─── Data provided

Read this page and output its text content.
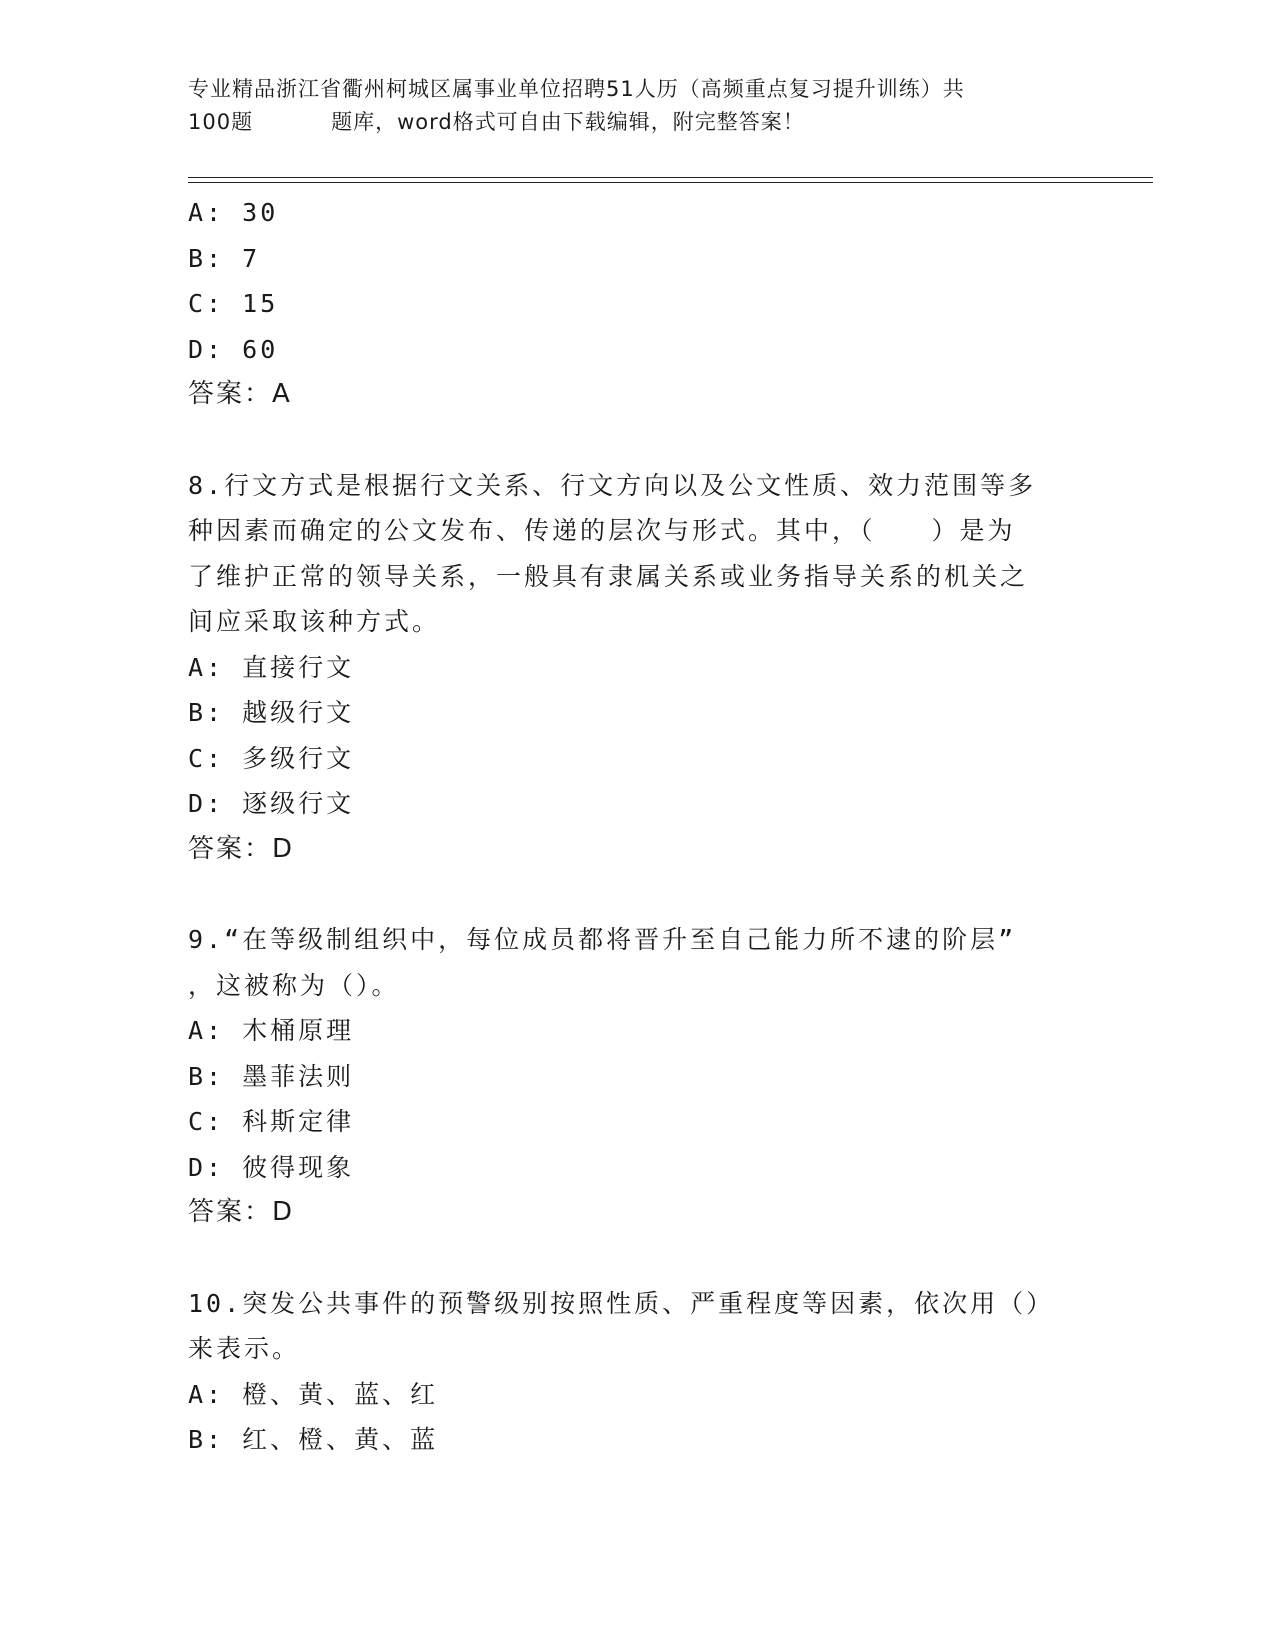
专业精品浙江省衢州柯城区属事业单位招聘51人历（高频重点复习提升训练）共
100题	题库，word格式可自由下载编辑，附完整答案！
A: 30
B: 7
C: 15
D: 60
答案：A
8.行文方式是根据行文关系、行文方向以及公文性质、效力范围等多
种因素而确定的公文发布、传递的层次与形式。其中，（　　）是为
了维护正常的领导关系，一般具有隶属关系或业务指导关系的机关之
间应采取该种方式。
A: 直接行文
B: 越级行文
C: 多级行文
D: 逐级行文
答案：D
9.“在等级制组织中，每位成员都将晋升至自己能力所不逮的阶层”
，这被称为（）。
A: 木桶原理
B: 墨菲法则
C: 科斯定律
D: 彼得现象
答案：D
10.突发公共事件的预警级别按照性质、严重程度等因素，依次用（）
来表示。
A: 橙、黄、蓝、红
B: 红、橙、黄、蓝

──────
─── Data provided

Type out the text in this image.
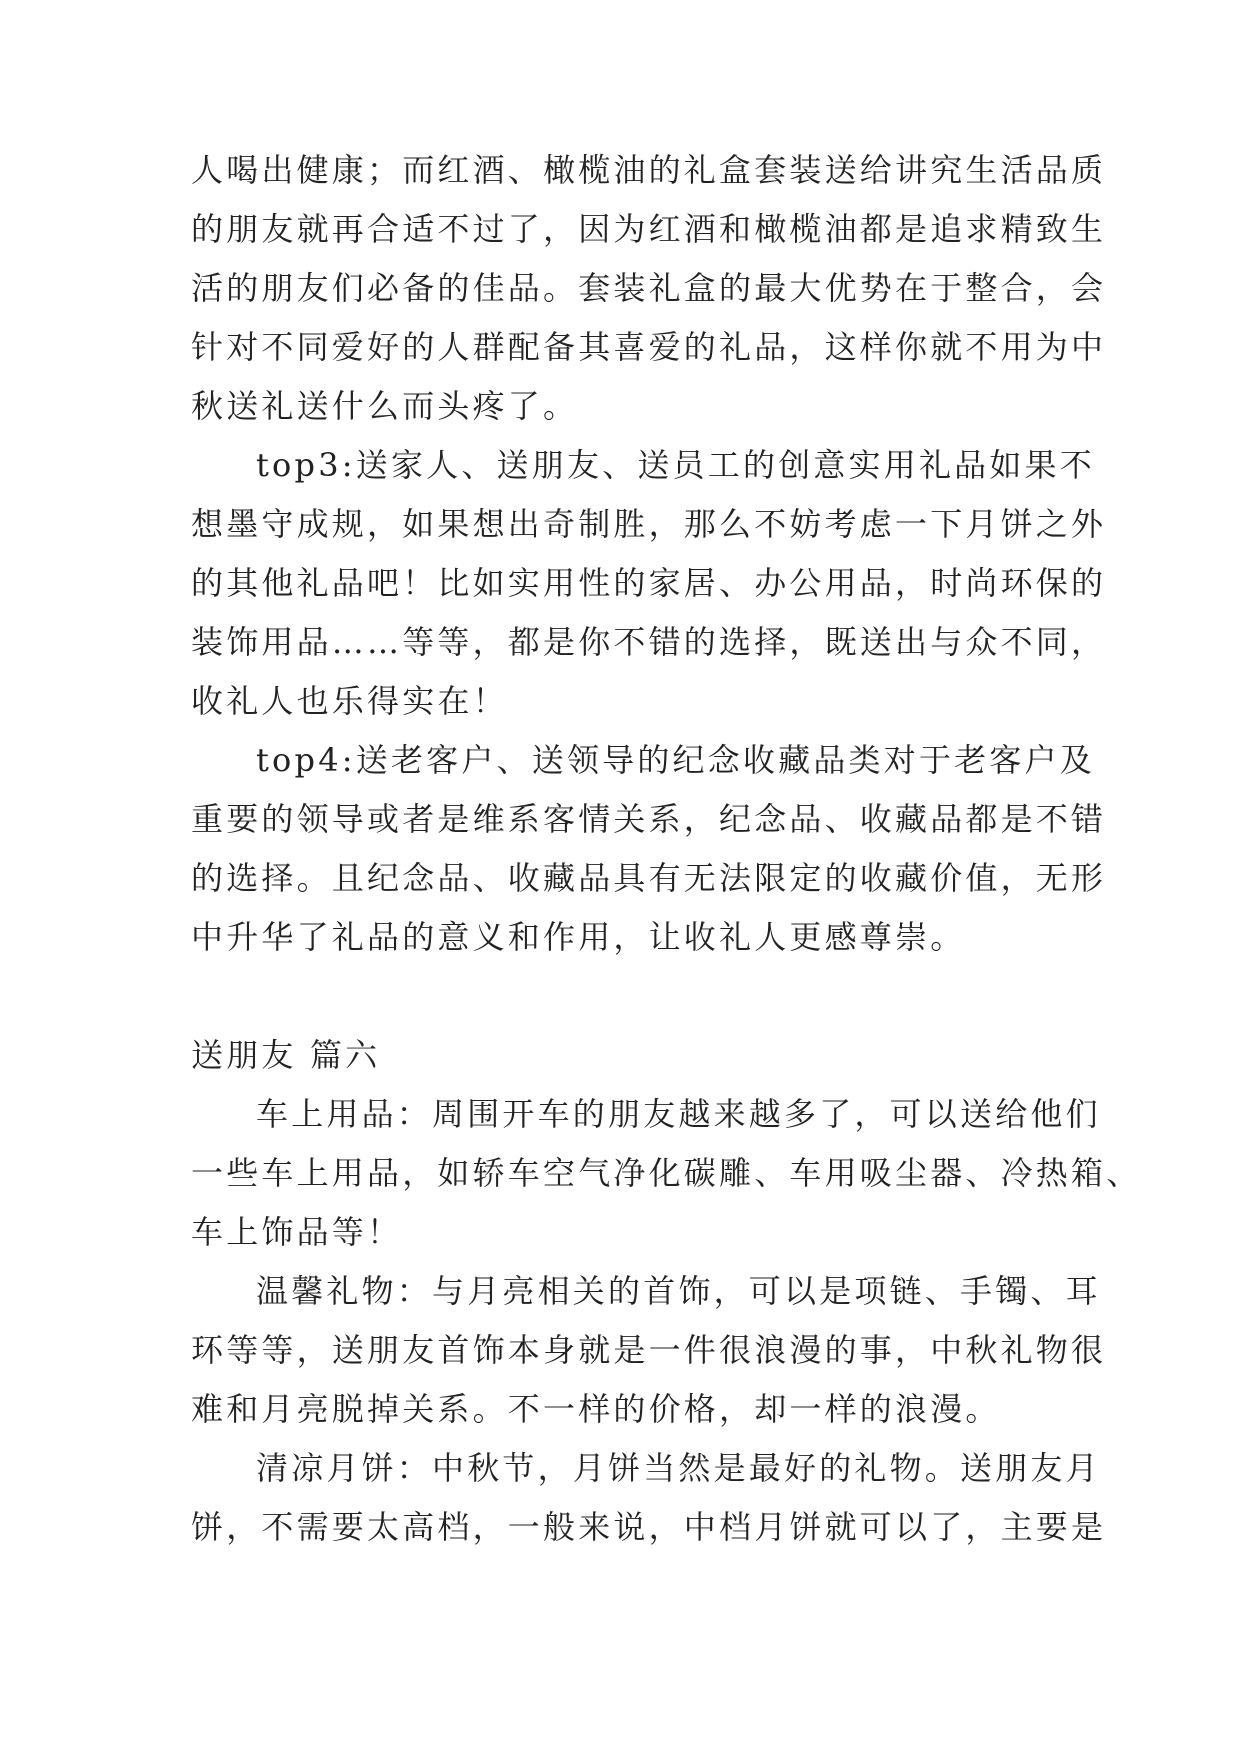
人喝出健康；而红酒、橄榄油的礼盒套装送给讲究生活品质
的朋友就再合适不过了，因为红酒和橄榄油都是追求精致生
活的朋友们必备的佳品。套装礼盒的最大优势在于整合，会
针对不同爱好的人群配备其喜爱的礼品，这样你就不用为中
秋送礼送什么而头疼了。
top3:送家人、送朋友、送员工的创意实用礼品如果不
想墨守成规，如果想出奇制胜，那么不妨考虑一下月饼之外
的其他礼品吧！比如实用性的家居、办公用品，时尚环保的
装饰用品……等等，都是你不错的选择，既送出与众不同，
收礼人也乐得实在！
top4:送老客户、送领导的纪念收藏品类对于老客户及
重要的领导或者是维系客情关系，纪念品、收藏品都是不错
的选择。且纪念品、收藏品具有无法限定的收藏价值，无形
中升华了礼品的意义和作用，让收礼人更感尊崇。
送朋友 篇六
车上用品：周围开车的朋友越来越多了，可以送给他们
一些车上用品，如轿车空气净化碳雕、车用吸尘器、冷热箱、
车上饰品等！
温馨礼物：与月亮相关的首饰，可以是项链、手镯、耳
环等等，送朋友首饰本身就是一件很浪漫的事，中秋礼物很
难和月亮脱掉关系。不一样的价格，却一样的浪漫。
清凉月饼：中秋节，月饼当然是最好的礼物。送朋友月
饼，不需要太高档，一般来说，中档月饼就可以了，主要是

──────

Exercise
Locate the lines above that hold the word "this". Show every one of them.

Written response
Read this page and output its text content.
Type out the text in this image.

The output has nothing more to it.